▶ [WORK REQUIRED]
Lines containing the word "function" are the ones to copy from the records below.
# # #
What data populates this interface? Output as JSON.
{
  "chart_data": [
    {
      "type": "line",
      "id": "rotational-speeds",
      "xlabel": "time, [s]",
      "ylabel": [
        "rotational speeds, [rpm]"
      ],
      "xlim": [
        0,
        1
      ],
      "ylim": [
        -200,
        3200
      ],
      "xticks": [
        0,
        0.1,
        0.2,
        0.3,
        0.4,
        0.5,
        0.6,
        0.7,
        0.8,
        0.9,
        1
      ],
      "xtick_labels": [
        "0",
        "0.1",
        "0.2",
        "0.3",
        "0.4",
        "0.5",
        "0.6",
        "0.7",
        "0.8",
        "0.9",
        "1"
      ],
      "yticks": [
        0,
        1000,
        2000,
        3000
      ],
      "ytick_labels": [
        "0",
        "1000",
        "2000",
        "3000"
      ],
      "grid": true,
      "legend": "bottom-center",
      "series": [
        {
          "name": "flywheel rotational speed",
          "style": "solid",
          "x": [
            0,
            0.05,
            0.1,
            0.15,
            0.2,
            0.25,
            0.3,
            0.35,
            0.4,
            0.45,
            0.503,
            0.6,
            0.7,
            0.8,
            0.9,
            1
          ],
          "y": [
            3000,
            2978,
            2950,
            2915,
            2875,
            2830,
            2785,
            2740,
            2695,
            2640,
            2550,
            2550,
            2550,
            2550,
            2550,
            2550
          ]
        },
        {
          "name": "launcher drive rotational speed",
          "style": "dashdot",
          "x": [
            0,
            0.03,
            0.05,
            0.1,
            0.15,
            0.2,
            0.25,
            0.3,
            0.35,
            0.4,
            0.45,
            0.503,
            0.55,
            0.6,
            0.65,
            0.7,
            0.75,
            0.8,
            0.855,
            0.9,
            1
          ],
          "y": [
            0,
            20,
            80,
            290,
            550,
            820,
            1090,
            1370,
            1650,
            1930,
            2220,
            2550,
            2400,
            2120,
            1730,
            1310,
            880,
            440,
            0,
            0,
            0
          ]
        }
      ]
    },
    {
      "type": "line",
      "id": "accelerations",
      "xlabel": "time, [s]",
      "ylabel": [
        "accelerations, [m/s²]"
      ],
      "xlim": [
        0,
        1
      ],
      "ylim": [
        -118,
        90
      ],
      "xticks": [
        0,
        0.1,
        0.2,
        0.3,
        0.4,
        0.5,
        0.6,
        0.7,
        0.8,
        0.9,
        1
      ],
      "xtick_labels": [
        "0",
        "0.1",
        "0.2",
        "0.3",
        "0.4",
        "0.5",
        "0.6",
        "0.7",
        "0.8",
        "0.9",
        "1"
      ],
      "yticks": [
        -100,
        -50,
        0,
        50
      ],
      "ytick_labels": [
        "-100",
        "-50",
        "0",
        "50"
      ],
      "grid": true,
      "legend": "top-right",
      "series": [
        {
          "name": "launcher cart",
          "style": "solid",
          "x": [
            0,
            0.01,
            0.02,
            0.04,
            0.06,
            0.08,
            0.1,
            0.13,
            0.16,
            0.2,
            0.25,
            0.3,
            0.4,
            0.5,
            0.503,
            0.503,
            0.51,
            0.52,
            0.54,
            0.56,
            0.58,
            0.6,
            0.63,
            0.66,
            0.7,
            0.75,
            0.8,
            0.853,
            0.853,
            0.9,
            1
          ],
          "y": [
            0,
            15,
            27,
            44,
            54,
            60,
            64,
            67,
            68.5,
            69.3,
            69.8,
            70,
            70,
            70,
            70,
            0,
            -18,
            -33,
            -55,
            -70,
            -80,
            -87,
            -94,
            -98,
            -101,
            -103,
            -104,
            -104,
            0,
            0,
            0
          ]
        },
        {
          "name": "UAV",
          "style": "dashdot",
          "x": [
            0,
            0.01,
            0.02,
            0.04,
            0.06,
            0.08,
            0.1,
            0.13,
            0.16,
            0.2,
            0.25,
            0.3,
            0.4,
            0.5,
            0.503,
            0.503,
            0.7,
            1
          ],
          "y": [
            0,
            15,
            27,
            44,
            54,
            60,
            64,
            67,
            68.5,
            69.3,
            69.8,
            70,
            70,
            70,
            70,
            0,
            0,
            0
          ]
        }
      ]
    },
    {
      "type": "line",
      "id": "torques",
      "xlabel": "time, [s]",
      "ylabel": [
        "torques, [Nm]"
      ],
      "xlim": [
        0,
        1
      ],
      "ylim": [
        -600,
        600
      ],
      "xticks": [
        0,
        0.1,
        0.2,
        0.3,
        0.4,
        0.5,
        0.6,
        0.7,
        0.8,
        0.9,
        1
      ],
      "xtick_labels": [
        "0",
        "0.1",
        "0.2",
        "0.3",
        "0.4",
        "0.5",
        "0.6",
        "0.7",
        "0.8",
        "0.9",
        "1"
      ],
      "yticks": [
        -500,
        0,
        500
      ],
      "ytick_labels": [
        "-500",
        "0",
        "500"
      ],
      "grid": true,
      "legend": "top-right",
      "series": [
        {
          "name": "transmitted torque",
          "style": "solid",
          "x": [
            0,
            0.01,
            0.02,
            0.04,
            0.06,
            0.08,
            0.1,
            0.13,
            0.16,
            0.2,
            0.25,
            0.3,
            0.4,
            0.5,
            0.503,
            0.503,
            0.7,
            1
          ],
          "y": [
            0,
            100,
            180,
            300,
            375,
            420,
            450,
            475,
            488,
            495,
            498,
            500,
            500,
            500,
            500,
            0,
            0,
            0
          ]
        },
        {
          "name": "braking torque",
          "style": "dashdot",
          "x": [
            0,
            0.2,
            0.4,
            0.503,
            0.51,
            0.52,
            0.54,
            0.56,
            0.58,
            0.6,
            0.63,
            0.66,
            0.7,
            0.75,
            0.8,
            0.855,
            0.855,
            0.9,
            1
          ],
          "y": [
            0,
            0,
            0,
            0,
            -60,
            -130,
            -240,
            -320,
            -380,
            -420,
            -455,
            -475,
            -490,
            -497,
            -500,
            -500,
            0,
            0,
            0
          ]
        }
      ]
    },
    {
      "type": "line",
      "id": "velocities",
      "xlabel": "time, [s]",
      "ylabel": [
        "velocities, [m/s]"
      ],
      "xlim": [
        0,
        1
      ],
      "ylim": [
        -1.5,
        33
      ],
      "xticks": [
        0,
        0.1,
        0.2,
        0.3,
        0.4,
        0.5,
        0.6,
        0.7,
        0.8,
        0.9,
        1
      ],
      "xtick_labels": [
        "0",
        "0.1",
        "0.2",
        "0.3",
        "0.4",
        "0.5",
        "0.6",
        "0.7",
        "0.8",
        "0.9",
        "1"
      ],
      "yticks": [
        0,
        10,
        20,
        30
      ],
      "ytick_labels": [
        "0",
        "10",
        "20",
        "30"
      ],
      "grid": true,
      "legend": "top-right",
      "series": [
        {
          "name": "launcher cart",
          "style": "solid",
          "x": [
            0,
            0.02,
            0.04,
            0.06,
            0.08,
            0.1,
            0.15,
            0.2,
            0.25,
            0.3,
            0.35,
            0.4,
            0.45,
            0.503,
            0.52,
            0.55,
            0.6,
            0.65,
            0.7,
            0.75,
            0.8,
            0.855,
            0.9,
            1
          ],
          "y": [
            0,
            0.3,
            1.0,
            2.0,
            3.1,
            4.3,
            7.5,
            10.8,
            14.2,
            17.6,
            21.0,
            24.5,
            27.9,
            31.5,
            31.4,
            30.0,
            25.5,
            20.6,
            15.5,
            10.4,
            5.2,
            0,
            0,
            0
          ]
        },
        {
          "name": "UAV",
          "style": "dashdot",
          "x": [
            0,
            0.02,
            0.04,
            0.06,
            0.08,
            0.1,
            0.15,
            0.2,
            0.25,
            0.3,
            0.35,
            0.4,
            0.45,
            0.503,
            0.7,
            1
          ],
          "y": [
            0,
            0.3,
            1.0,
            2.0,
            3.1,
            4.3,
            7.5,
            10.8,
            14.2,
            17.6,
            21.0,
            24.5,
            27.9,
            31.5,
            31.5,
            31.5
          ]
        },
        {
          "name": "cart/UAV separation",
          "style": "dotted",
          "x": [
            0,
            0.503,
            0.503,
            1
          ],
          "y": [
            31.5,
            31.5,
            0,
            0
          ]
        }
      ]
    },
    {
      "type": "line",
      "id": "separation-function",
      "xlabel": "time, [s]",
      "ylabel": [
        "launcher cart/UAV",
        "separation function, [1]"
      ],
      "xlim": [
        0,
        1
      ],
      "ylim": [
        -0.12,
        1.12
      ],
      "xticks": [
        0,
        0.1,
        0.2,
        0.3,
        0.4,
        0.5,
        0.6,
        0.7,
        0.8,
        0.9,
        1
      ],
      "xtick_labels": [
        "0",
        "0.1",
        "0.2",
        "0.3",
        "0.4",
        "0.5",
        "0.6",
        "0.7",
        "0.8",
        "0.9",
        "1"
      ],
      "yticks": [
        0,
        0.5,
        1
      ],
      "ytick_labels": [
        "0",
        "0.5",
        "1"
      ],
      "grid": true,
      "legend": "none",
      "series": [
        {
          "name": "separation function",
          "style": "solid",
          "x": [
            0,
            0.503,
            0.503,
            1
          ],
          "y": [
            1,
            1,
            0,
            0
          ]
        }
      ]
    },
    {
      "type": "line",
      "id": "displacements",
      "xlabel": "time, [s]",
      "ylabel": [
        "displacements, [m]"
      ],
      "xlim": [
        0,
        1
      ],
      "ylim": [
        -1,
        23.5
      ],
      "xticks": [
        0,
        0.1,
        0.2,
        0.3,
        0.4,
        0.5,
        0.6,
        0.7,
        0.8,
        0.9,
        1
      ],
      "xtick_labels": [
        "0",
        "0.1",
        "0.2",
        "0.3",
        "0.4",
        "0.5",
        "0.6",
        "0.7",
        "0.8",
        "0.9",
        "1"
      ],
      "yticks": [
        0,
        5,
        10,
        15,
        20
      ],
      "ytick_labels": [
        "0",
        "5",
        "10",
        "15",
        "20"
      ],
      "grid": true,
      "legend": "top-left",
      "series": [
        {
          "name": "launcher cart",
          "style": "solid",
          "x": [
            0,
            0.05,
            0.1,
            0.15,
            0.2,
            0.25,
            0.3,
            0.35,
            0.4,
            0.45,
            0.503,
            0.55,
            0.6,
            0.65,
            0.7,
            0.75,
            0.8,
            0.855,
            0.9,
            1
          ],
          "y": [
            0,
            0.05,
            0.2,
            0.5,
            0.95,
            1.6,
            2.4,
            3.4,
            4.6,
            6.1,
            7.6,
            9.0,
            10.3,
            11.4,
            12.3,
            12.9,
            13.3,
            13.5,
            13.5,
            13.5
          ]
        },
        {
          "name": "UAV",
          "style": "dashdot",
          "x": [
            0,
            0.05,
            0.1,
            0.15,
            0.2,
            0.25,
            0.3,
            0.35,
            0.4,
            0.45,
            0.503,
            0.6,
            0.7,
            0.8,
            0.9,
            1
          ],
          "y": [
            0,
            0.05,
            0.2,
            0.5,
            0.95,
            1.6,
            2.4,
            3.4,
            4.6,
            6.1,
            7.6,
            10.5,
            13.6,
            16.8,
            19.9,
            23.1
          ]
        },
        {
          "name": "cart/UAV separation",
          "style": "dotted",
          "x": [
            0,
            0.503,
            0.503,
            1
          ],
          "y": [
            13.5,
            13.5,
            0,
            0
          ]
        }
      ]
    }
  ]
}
# # #
▶ [REPLY]
      "id": "separation-function",
        "separation function, [1]"
          "name": "separation function",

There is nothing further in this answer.